» **PROBLEM DESCRIPTION**
Show all lines holding "ylabel".

» **INFORMATION PROVIDED**
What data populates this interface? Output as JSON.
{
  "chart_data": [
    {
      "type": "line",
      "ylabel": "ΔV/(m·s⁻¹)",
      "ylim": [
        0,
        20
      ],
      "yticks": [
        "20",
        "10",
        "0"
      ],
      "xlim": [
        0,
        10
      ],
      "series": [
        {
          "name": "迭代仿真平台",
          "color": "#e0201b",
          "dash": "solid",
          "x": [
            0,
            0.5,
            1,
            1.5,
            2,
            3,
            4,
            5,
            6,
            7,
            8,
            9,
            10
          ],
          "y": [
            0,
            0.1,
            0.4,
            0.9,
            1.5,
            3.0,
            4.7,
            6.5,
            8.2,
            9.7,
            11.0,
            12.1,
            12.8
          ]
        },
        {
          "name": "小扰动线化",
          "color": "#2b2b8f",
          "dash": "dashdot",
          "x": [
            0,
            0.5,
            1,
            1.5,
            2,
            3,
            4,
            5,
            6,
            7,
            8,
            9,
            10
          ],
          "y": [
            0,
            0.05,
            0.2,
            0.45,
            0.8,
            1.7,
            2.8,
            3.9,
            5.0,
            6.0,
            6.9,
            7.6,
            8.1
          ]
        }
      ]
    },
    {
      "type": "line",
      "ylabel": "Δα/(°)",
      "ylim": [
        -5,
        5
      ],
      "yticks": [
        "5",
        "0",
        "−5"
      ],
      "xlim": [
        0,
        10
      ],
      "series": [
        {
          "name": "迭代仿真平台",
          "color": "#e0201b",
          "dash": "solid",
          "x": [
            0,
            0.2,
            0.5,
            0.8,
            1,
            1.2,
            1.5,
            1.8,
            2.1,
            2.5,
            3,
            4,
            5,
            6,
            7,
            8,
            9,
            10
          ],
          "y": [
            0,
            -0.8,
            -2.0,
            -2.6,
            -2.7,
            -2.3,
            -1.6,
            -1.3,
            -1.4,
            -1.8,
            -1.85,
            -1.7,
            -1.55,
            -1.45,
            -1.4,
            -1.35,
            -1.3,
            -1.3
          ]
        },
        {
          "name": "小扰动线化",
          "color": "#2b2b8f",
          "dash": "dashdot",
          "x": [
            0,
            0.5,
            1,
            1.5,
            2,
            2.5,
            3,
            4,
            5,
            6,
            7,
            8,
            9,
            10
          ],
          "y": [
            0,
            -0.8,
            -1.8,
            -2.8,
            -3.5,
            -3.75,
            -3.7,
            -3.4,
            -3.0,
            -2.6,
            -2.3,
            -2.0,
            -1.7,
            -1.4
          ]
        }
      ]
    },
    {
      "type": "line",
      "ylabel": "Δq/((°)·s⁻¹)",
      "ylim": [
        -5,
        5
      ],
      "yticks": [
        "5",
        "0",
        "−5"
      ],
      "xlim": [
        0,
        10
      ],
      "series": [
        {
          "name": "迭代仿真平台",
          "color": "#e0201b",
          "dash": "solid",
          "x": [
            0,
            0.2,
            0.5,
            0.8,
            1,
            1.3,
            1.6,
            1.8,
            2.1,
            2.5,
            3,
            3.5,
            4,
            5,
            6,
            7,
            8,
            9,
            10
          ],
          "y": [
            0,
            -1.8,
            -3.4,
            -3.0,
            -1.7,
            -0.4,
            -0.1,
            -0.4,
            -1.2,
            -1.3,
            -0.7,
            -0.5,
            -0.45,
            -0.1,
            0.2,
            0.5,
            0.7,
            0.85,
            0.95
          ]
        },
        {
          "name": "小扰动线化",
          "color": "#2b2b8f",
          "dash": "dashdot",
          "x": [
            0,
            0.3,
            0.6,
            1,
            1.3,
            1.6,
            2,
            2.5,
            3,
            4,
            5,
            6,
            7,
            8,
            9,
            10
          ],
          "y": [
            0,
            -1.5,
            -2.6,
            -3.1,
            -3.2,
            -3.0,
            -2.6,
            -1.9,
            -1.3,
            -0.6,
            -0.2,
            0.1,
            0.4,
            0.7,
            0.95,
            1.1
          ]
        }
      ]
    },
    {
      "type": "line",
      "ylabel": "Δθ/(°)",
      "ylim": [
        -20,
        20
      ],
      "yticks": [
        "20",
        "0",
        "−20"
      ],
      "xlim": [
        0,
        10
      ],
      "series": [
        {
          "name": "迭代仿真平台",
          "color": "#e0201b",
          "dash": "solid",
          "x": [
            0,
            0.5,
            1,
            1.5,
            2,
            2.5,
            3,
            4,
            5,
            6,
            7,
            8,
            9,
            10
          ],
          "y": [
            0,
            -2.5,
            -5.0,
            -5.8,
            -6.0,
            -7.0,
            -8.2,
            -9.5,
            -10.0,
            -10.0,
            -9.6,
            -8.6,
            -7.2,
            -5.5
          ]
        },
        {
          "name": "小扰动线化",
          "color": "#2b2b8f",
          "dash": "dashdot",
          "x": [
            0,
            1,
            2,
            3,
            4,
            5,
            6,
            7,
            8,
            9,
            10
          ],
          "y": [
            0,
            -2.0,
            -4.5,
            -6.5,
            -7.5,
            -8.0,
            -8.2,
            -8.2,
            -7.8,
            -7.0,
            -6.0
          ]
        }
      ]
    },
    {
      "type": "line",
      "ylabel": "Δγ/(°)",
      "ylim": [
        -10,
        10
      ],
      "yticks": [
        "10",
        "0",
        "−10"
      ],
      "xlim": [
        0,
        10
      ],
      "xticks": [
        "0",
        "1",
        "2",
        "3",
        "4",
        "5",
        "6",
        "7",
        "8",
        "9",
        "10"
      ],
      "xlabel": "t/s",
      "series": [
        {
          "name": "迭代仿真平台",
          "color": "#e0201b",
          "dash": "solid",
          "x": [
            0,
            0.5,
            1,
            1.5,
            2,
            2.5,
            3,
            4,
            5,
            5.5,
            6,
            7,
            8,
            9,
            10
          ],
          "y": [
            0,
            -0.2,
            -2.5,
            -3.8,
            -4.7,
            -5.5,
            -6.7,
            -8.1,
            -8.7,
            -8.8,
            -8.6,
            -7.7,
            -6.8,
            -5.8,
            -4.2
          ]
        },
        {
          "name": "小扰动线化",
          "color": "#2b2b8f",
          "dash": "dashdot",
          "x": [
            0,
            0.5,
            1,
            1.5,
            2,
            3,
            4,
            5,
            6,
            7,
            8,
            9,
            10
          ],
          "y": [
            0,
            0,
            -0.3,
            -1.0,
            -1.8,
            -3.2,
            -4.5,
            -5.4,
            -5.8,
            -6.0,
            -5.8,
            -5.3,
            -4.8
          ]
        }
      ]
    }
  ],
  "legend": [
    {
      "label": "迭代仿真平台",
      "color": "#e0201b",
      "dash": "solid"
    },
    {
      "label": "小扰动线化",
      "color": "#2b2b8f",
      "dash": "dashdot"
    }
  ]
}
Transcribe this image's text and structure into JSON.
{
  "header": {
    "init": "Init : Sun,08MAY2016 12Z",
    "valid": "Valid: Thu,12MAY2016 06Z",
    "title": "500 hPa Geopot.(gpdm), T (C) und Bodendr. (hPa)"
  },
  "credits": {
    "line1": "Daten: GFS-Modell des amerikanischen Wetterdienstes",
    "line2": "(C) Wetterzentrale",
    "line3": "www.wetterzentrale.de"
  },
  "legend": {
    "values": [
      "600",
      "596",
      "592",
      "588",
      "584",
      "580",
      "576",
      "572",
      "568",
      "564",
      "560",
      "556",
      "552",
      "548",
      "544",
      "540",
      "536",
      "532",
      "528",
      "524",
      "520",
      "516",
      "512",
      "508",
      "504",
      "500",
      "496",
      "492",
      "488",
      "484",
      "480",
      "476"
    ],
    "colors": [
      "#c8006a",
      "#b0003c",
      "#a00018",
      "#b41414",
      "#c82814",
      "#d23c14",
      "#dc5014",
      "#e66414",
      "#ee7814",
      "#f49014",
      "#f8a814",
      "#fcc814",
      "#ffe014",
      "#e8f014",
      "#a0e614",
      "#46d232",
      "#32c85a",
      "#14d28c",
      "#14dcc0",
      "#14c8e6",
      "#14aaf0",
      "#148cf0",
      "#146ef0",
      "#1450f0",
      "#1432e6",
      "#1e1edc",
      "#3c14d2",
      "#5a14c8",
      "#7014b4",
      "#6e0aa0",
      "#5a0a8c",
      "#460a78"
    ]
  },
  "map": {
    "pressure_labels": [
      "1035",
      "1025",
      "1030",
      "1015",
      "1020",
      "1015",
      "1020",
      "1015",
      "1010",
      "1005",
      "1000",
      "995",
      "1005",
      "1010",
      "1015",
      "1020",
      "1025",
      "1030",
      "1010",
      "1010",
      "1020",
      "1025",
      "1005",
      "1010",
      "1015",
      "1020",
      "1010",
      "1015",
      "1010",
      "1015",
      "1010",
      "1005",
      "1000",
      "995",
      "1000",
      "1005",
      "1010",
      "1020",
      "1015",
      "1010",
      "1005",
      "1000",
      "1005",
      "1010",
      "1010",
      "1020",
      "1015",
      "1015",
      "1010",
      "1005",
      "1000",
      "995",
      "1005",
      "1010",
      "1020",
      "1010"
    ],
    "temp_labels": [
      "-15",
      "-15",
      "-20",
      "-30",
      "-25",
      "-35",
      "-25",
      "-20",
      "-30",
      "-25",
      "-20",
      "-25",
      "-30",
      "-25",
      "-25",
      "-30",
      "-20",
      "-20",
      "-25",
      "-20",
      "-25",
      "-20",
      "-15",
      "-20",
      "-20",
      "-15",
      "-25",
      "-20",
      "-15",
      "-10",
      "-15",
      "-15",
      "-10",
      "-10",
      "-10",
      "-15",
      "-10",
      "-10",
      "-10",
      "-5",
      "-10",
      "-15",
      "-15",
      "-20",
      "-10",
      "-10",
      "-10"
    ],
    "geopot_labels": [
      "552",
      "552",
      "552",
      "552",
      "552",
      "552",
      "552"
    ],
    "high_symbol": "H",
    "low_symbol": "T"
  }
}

» **SOLUTION TO THIS TASK**
      "ylabel": "ΔV/(m·s⁻¹)",
      "ylabel": "Δα/(°)",
      "ylabel": "Δq/((°)·s⁻¹)",
      "ylabel": "Δθ/(°)",
      "ylabel": "Δγ/(°)",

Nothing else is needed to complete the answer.